Set problem: Images appear in the records below; leave them out and repeat everything else exactly.

Saved data entries:
^^^^^^^^
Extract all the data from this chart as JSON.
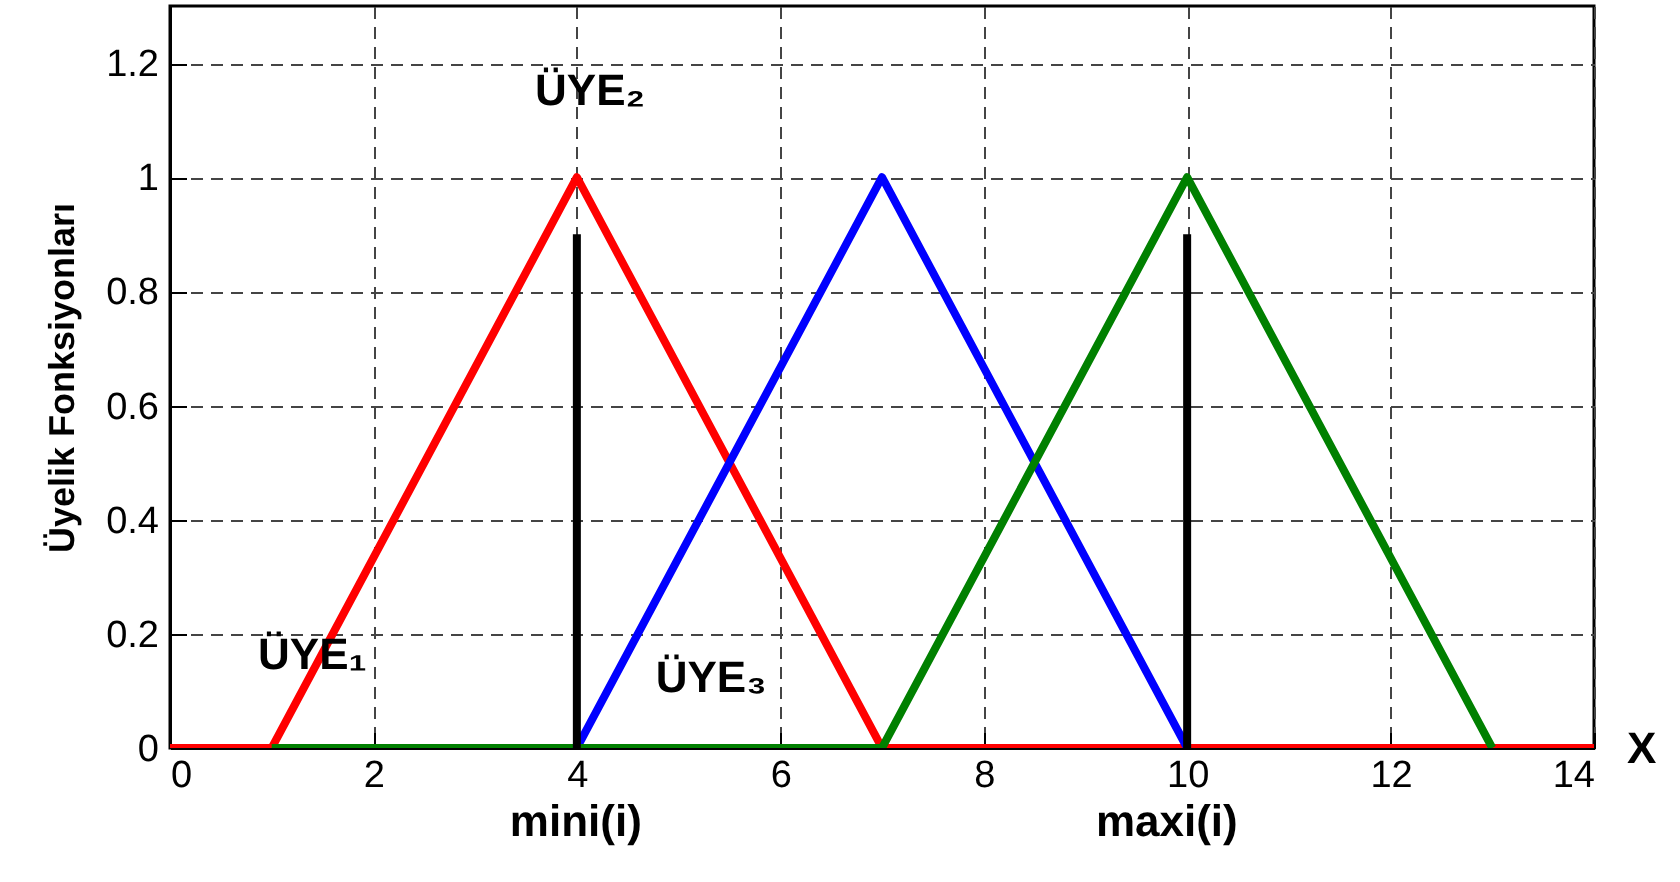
{
  "chart_data": {
    "type": "line",
    "ylabel": "Üyelik Fonksiyonları",
    "xlabel": "X",
    "xlim": [
      0,
      14
    ],
    "xticks": [
      0,
      2,
      4,
      6,
      8,
      10,
      12,
      14
    ],
    "ylim": [
      0,
      1.3
    ],
    "yticks": [
      {
        "value": 0,
        "label": "0"
      },
      0.2,
      0.4,
      0.6,
      0.8,
      {
        "value": 1,
        "label": "1"
      },
      1.2
    ],
    "grid": true,
    "line_style": "solid",
    "marker": "none",
    "series": [
      {
        "color": "#ff0000",
        "x": [
          0,
          1,
          4,
          7,
          14
        ],
        "values": [
          0,
          0,
          1,
          0,
          0
        ]
      },
      {
        "color": "#0000ff",
        "x": [
          4,
          7,
          10
        ],
        "values": [
          0,
          1,
          0
        ]
      },
      {
        "color": "#008000",
        "x": [
          1,
          7,
          10,
          13
        ],
        "values": [
          0,
          0,
          1,
          0
        ]
      },
      {
        "color": "#000000",
        "x": [
          4,
          4
        ],
        "values": [
          0,
          0.9
        ]
      },
      {
        "color": "#000000",
        "x": [
          10,
          10
        ],
        "values": [
          0,
          0.9
        ]
      }
    ],
    "annotations": [
      "ÜYE₁",
      "ÜYE₂",
      "ÜYE₃",
      "mini(i)",
      "maxi(i)"
    ]
  }
}
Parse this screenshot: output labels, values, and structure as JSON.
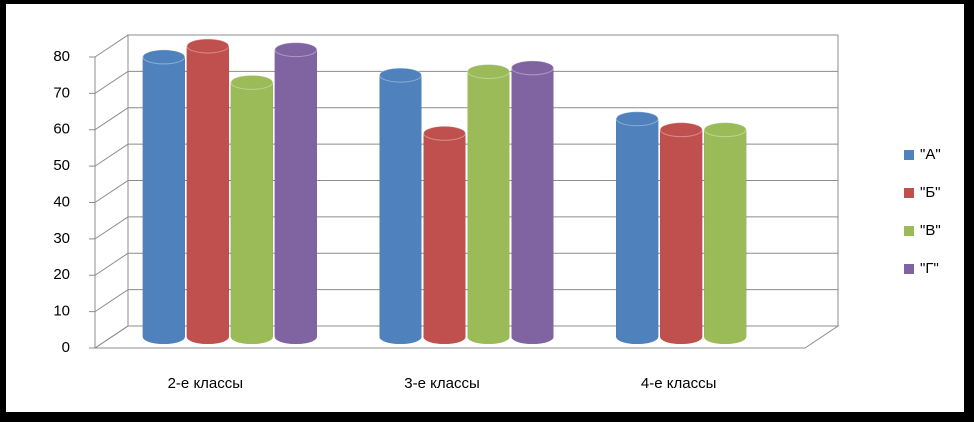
{
  "chart_data": {
    "type": "bar",
    "categories": [
      "2-е классы",
      "3-е классы",
      "4-е классы"
    ],
    "series": [
      {
        "name": "\"А\"",
        "color": "#4f81bd",
        "values": [
          77,
          72,
          60
        ]
      },
      {
        "name": "\"Б\"",
        "color": "#c0504d",
        "values": [
          80,
          56,
          57
        ]
      },
      {
        "name": "\"В\"",
        "color": "#9bbb59",
        "values": [
          70,
          73,
          57
        ]
      },
      {
        "name": "\"Г\"",
        "color": "#8064a2",
        "values": [
          79,
          74,
          null
        ]
      }
    ],
    "ylim": [
      0,
      80
    ],
    "yticks": [
      0,
      10,
      20,
      30,
      40,
      50,
      60,
      70,
      80
    ],
    "grid": true,
    "legend": "right"
  }
}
^^^^^^^^
Written response:
Extract all the data from this chart as JSON.
{
  "chart_data": {
    "type": "line",
    "ylabel": "Üyelik Fonksiyonları",
    "xlabel": "X",
    "xlim": [
      0,
      14
    ],
    "xticks": [
      0,
      2,
      4,
      6,
      8,
      10,
      12,
      14
    ],
    "ylim": [
      0,
      1.3
    ],
    "yticks": [
      {
        "value": 0,
        "label": "0"
      },
      0.2,
      0.4,
      0.6,
      0.8,
      {
        "value": 1,
        "label": "1"
      },
      1.2
    ],
    "grid": true,
    "line_style": "solid",
    "marker": "none",
    "series": [
      {
        "color": "#ff0000",
        "x": [
          0,
          1,
          4,
          7,
          14
        ],
        "values": [
          0,
          0,
          1,
          0,
          0
        ]
      },
      {
        "color": "#0000ff",
        "x": [
          4,
          7,
          10
        ],
        "values": [
          0,
          1,
          0
        ]
      },
      {
        "color": "#008000",
        "x": [
          1,
          7,
          10,
          13
        ],
        "values": [
          0,
          0,
          1,
          0
        ]
      },
      {
        "color": "#000000",
        "x": [
          4,
          4
        ],
        "values": [
          0,
          0.9
        ]
      },
      {
        "color": "#000000",
        "x": [
          10,
          10
        ],
        "values": [
          0,
          0.9
        ]
      }
    ],
    "annotations": [
      "ÜYE₁",
      "ÜYE₂",
      "ÜYE₃",
      "mini(i)",
      "maxi(i)"
    ]
  }
}
Parse this screenshot: output labels, values, and structure as JSON.
{
  "chart_data": {
    "type": "bar",
    "categories": [
      "2-е классы",
      "3-е классы",
      "4-е классы"
    ],
    "series": [
      {
        "name": "\"А\"",
        "color": "#4f81bd",
        "values": [
          77,
          72,
          60
        ]
      },
      {
        "name": "\"Б\"",
        "color": "#c0504d",
        "values": [
          80,
          56,
          57
        ]
      },
      {
        "name": "\"В\"",
        "color": "#9bbb59",
        "values": [
          70,
          73,
          57
        ]
      },
      {
        "name": "\"Г\"",
        "color": "#8064a2",
        "values": [
          79,
          74,
          null
        ]
      }
    ],
    "ylim": [
      0,
      80
    ],
    "yticks": [
      0,
      10,
      20,
      30,
      40,
      50,
      60,
      70,
      80
    ],
    "grid": true,
    "legend": "right"
  }
}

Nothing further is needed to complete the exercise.